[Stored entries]

________

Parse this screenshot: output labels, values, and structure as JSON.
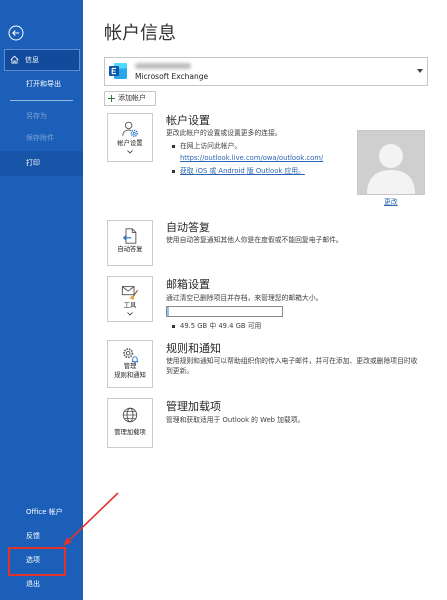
{
  "colors": {
    "sidebar": "#1c5fb8",
    "sidebar_selected": "#124a9c",
    "sidebar_selected_border": "#5b8fd3",
    "sidebar_hover": "#1854a8",
    "sidebar_disabled_text": "#7ea4d8",
    "link": "#2a63b3",
    "annotation": "#e3342b",
    "progress_fill": "#8fc3ef"
  },
  "sidebar": {
    "back_icon": "back-arrow-icon",
    "items": [
      {
        "label": "信息",
        "icon": "home-icon",
        "selected": true
      },
      {
        "label": "打开和导出"
      },
      {
        "label": "另存为",
        "disabled": true
      },
      {
        "label": "保存附件",
        "disabled": true
      },
      {
        "label": "打印",
        "hover": true
      }
    ],
    "footer_items": [
      {
        "label": "Office 帐户"
      },
      {
        "label": "反馈"
      },
      {
        "label": "选项",
        "annotated": true
      },
      {
        "label": "退出"
      }
    ]
  },
  "main": {
    "title": "帐户信息",
    "account_selector": {
      "icon": "exchange-icon",
      "account_type": "Microsoft Exchange",
      "dropdown_icon": "caret-down-icon"
    },
    "add_account": {
      "icon": "plus-icon",
      "label": "添加帐户"
    },
    "account_settings": {
      "button_icon": "account-settings-icon",
      "button_label": "帐户设置",
      "title": "帐户设置",
      "description": "更改此帐户的设置或设置更多的连接。",
      "web_access": {
        "text": "在网上访问此帐户。",
        "link": "https://outlook.live.com/owa/outlook.com/"
      },
      "mobile_app_link": "获取 iOS 或 Android 版 Outlook 应用。",
      "photo": {
        "icon": "default-avatar-icon",
        "change_label": "更改"
      }
    },
    "automatic_replies": {
      "button_icon": "automatic-replies-icon",
      "button_label": "自动答复",
      "title": "自动答复",
      "description": "使用自动答复通知其他人你是在度假或不能回复电子邮件。"
    },
    "mailbox_settings": {
      "button_icon": "mailbox-cleanup-icon",
      "button_label": "工具",
      "title": "邮箱设置",
      "description": "通过清空已删除项目并存档，来管理您的邮箱大小。",
      "storage_used_fraction": 0.02,
      "storage_text": "49.5 GB 中 49.4 GB 可用"
    },
    "rules_and_alerts": {
      "button_icon": "rules-alerts-icon",
      "button_label_lines": [
        "管理",
        "规则和通知"
      ],
      "title": "规则和通知",
      "description": "使用规则和通知可以帮助组织你的传入电子邮件，并可在添加、更改或删除项目时收到更新。"
    },
    "addins": {
      "button_icon": "globe-icon",
      "button_label": "管理加载项",
      "title": "管理加载项",
      "description": "管理和获取适用于 Outlook 的 Web 加载项。"
    }
  }
}
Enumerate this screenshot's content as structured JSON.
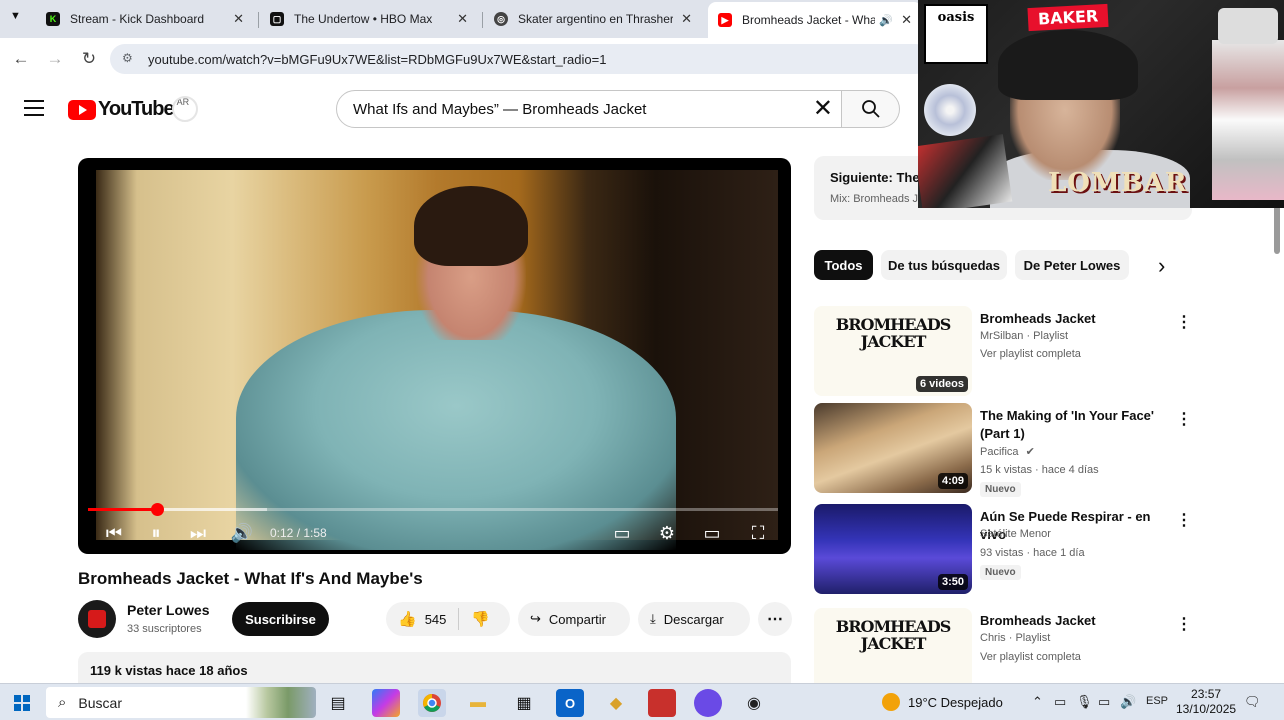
{
  "browser": {
    "tabs": [
      {
        "title": "Stream - Kick Dashboard",
        "favicon": "kick-icon",
        "favicon_color": "#53fc18"
      },
      {
        "title": "The Undertow • HBO Max",
        "favicon": "hbo-icon",
        "favicon_color": "#111111"
      },
      {
        "title": "Skater argentino en Thrasher",
        "favicon": "thrasher-icon",
        "favicon_color": "#333333"
      },
      {
        "title": "Bromheads Jacket - What If",
        "favicon": "youtube-icon",
        "favicon_color": "#ff0000",
        "active": true
      }
    ],
    "url": "youtube.com/watch?v=bMGFu9Ux7WE&list=RDbMGFu9Ux7WE&start_radio=1"
  },
  "youtube": {
    "logo_text": "YouTube",
    "country_code": "AR",
    "search_value": "What Ifs and Maybes” — Bromheads Jacket"
  },
  "player": {
    "time": "0:12 / 1:58",
    "progress_fraction": 0.1,
    "buffer_fraction": 0.26
  },
  "video": {
    "title": "Bromheads Jacket - What If's And Maybe's",
    "channel": "Peter Lowes",
    "subscribers": "33 suscriptores",
    "subscribe_label": "Suscribirse",
    "likes": "545",
    "share_label": "Compartir",
    "download_label": "Descargar",
    "views_date": "119 k vistas  hace 18 años"
  },
  "up_next": {
    "label": "Siguiente: The S",
    "mix": "Mix: Bromheads Ja"
  },
  "chips": [
    "Todos",
    "De tus búsquedas",
    "De Peter Lowes"
  ],
  "recommendations": [
    {
      "title": "Bromheads Jacket",
      "line1": "MrSilban · Playlist",
      "line2": "Ver playlist completa",
      "duration": "6 videos",
      "thumb_text": "BROMHEADS JACKET",
      "badge": ""
    },
    {
      "title": "The Making of 'In Your Face' (Part 1)",
      "line1": "Pacifica",
      "line2": "15 k vistas · hace 4 días",
      "duration": "4:09",
      "thumb_text": "",
      "badge": "Nuevo"
    },
    {
      "title": "Aún Se Puede Respirar - en vivo",
      "line1": "Satélite Menor",
      "line2": "93 vistas · hace 1 día",
      "duration": "3:50",
      "thumb_text": "",
      "badge": "Nuevo"
    },
    {
      "title": "Bromheads Jacket",
      "line1": "Chris · Playlist",
      "line2": "Ver playlist completa",
      "duration": "",
      "thumb_text": "BROMHEADS JACKET",
      "badge": ""
    }
  ],
  "webcam": {
    "sticker_oasis": "oasis",
    "sticker_baker": "BAKER",
    "sticker_lombar": "LOMBAR"
  },
  "taskbar": {
    "search_placeholder": "Buscar",
    "weather": "19°C  Despejado",
    "language": "ESP",
    "time": "23:57",
    "date": "13/10/2025"
  }
}
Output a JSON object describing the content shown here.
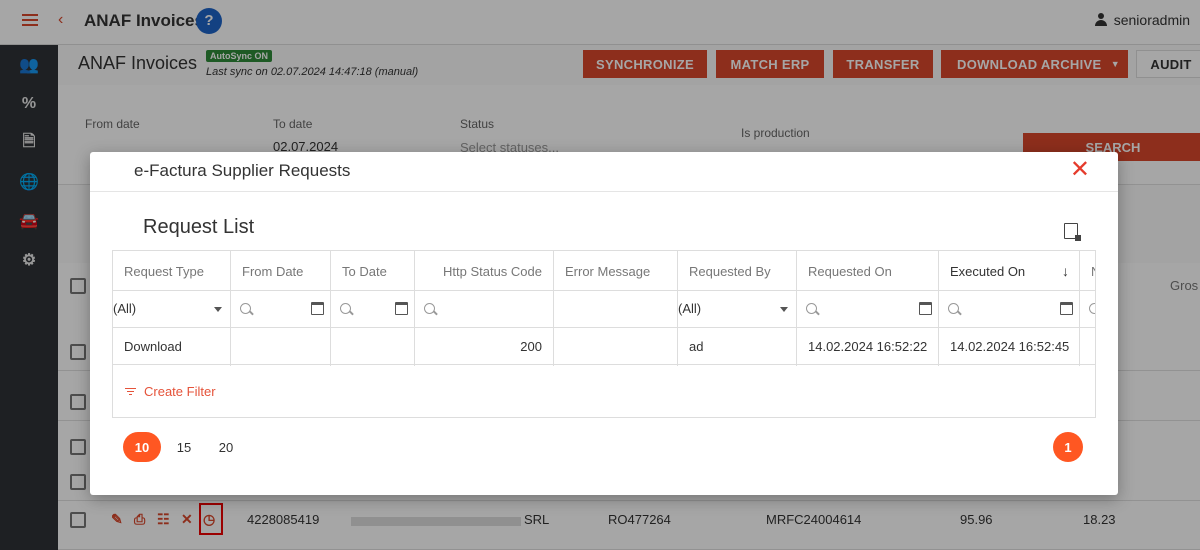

________

◆ Brief: Every record gets retyped exactly; no picture goes into the copy.

◆ Solution for this exercise:
Parse this screenshot: output labels, values, and structure as JSON.
{
  "colors": {
    "sidebar": "#1c5fb8",
    "sidebar_selected": "#124a9c",
    "sidebar_selected_border": "#5b8fd3",
    "sidebar_hover": "#1854a8",
    "sidebar_disabled_text": "#7ea4d8",
    "link": "#2a63b3",
    "annotation": "#e3342b",
    "progress_fill": "#8fc3ef"
  },
  "sidebar": {
    "back_icon": "back-arrow-icon",
    "items": [
      {
        "label": "信息",
        "icon": "home-icon",
        "selected": true
      },
      {
        "label": "打开和导出"
      },
      {
        "label": "另存为",
        "disabled": true
      },
      {
        "label": "保存附件",
        "disabled": true
      },
      {
        "label": "打印",
        "hover": true
      }
    ],
    "footer_items": [
      {
        "label": "Office 帐户"
      },
      {
        "label": "反馈"
      },
      {
        "label": "选项",
        "annotated": true
      },
      {
        "label": "退出"
      }
    ]
  },
  "main": {
    "title": "帐户信息",
    "account_selector": {
      "icon": "exchange-icon",
      "account_type": "Microsoft Exchange",
      "dropdown_icon": "caret-down-icon"
    },
    "add_account": {
      "icon": "plus-icon",
      "label": "添加帐户"
    },
    "account_settings": {
      "button_icon": "account-settings-icon",
      "button_label": "帐户设置",
      "title": "帐户设置",
      "description": "更改此帐户的设置或设置更多的连接。",
      "web_access": {
        "text": "在网上访问此帐户。",
        "link": "https://outlook.live.com/owa/outlook.com/"
      },
      "mobile_app_link": "获取 iOS 或 Android 版 Outlook 应用。",
      "photo": {
        "icon": "default-avatar-icon",
        "change_label": "更改"
      }
    },
    "automatic_replies": {
      "button_icon": "automatic-replies-icon",
      "button_label": "自动答复",
      "title": "自动答复",
      "description": "使用自动答复通知其他人你是在度假或不能回复电子邮件。"
    },
    "mailbox_settings": {
      "button_icon": "mailbox-cleanup-icon",
      "button_label": "工具",
      "title": "邮箱设置",
      "description": "通过清空已删除项目并存档，来管理您的邮箱大小。",
      "storage_used_fraction": 0.02,
      "storage_text": "49.5 GB 中 49.4 GB 可用"
    },
    "rules_and_alerts": {
      "button_icon": "rules-alerts-icon",
      "button_label_lines": [
        "管理",
        "规则和通知"
      ],
      "title": "规则和通知",
      "description": "使用规则和通知可以帮助组织你的传入电子邮件，并可在添加、更改或删除项目时收到更新。"
    },
    "addins": {
      "button_icon": "globe-icon",
      "button_label": "管理加载项",
      "title": "管理加载项",
      "description": "管理和获取适用于 Outlook 的 Web 加载项。"
    }
  }
}
Enumerate this screenshot's content as structured JSON.
{
  "browser": {
    "tabs": [
      {
        "title": "Stream - Kick Dashboard",
        "favicon": "kick-icon",
        "favicon_color": "#53fc18"
      },
      {
        "title": "The Undertow • HBO Max",
        "favicon": "hbo-icon",
        "favicon_color": "#111111"
      },
      {
        "title": "Skater argentino en Thrasher",
        "favicon": "thrasher-icon",
        "favicon_color": "#333333"
      },
      {
        "title": "Bromheads Jacket - What If",
        "favicon": "youtube-icon",
        "favicon_color": "#ff0000",
        "active": true
      }
    ],
    "url": "youtube.com/watch?v=bMGFu9Ux7WE&list=RDbMGFu9Ux7WE&start_radio=1"
  },
  "youtube": {
    "logo_text": "YouTube",
    "country_code": "AR",
    "search_value": "What Ifs and Maybes” — Bromheads Jacket"
  },
  "player": {
    "time": "0:12 / 1:58",
    "progress_fraction": 0.1,
    "buffer_fraction": 0.26
  },
  "video": {
    "title": "Bromheads Jacket - What If's And Maybe's",
    "channel": "Peter Lowes",
    "subscribers": "33 suscriptores",
    "subscribe_label": "Suscribirse",
    "likes": "545",
    "share_label": "Compartir",
    "download_label": "Descargar",
    "views_date": "119 k vistas  hace 18 años"
  },
  "up_next": {
    "label": "Siguiente: The S",
    "mix": "Mix: Bromheads Ja"
  },
  "chips": [
    "Todos",
    "De tus búsquedas",
    "De Peter Lowes"
  ],
  "recommendations": [
    {
      "title": "Bromheads Jacket",
      "line1": "MrSilban · Playlist",
      "line2": "Ver playlist completa",
      "duration": "6 videos",
      "thumb_text": "BROMHEADS JACKET",
      "badge": ""
    },
    {
      "title": "The Making of 'In Your Face' (Part 1)",
      "line1": "Pacifica",
      "line2": "15 k vistas · hace 4 días",
      "duration": "4:09",
      "thumb_text": "",
      "badge": "Nuevo"
    },
    {
      "title": "Aún Se Puede Respirar - en vivo",
      "line1": "Satélite Menor",
      "line2": "93 vistas · hace 1 día",
      "duration": "3:50",
      "thumb_text": "",
      "badge": "Nuevo"
    },
    {
      "title": "Bromheads Jacket",
      "line1": "Chris · Playlist",
      "line2": "Ver playlist completa",
      "duration": "",
      "thumb_text": "BROMHEADS JACKET",
      "badge": ""
    }
  ],
  "webcam": {
    "sticker_oasis": "oasis",
    "sticker_baker": "BAKER",
    "sticker_lombar": "LOMBAR"
  },
  "taskbar": {
    "search_placeholder": "Buscar",
    "weather": "19°C  Despejado",
    "language": "ESP",
    "time": "23:57",
    "date": "13/10/2025"
  }
}
Output a JSON object describing the content shown here.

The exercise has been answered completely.